**INSTRUCTIONS TO FOLLOW**
In the records below, locate the line containing "Convert this document image to plain text.", then output that line and all later lines exactly, through the last one.

**DATA FOR PROCESSING**
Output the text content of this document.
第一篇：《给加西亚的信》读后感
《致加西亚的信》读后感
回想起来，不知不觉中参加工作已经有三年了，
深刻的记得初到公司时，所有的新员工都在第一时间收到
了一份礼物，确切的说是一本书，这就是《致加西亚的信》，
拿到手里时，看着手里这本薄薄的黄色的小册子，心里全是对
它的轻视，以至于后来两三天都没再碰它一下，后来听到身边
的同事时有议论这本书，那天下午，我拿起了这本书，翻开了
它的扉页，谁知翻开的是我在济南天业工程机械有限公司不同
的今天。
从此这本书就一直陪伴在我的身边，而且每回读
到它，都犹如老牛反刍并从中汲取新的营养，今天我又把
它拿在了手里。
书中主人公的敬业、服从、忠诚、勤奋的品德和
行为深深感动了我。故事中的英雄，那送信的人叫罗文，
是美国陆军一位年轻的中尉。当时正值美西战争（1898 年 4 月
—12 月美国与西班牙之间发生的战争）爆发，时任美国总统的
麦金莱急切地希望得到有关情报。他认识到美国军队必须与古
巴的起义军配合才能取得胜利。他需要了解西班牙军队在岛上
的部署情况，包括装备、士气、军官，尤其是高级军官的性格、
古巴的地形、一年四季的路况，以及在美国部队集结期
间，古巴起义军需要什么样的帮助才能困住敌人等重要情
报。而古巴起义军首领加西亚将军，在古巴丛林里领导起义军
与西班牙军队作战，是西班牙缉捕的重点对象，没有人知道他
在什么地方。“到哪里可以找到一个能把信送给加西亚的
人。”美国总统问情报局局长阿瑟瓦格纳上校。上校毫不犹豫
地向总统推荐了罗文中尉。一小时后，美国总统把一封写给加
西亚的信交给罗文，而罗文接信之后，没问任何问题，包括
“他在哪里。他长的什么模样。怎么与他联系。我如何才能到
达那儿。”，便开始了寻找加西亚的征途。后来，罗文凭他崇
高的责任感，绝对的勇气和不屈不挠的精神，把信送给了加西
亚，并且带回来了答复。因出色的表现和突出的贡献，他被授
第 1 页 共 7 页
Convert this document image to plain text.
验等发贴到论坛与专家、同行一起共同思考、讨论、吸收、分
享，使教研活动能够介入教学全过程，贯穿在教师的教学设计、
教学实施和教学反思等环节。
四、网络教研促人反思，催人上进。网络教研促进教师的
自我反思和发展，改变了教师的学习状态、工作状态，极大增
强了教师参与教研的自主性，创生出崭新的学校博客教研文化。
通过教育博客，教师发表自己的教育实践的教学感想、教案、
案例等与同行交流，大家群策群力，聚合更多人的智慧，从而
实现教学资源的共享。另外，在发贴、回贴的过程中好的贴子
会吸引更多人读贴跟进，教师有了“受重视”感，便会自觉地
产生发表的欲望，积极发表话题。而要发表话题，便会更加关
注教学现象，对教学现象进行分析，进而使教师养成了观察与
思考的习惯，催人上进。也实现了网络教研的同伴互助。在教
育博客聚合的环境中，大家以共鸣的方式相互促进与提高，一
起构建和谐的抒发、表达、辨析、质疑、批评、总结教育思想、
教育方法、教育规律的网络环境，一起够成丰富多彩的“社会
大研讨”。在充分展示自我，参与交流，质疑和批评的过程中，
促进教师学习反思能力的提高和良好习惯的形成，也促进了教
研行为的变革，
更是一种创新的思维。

**EXERCISE OUTPUT**
Convert this document image to plain text.
验等发贴到论坛与专家、同行一起共同思考、讨论、吸收、分
享，使教研活动能够介入教学全过程，贯穿在教师的教学设计、
教学实施和教学反思等环节。
四、网络教研促人反思，催人上进。网络教研促进教师的
自我反思和发展，改变了教师的学习状态、工作状态，极大增
强了教师参与教研的自主性，创生出崭新的学校博客教研文化。
通过教育博客，教师发表自己的教育实践的教学感想、教案、
案例等与同行交流，大家群策群力，聚合更多人的智慧，从而
实现教学资源的共享。另外，在发贴、回贴的过程中好的贴子
会吸引更多人读贴跟进，教师有了“受重视”感，便会自觉地
产生发表的欲望，积极发表话题。而要发表话题，便会更加关
注教学现象，对教学现象进行分析，进而使教师养成了观察与
思考的习惯，催人上进。也实现了网络教研的同伴互助。在教
育博客聚合的环境中，大家以共鸣的方式相互促进与提高，一
起构建和谐的抒发、表达、辨析、质疑、批评、总结教育思想、
教育方法、教育规律的网络环境，一起够成丰富多彩的“社会
大研讨”。在充分展示自我，参与交流，质疑和批评的过程中，
促进教师学习反思能力的提高和良好习惯的形成，也促进了教
研行为的变革，
更是一种创新的思维。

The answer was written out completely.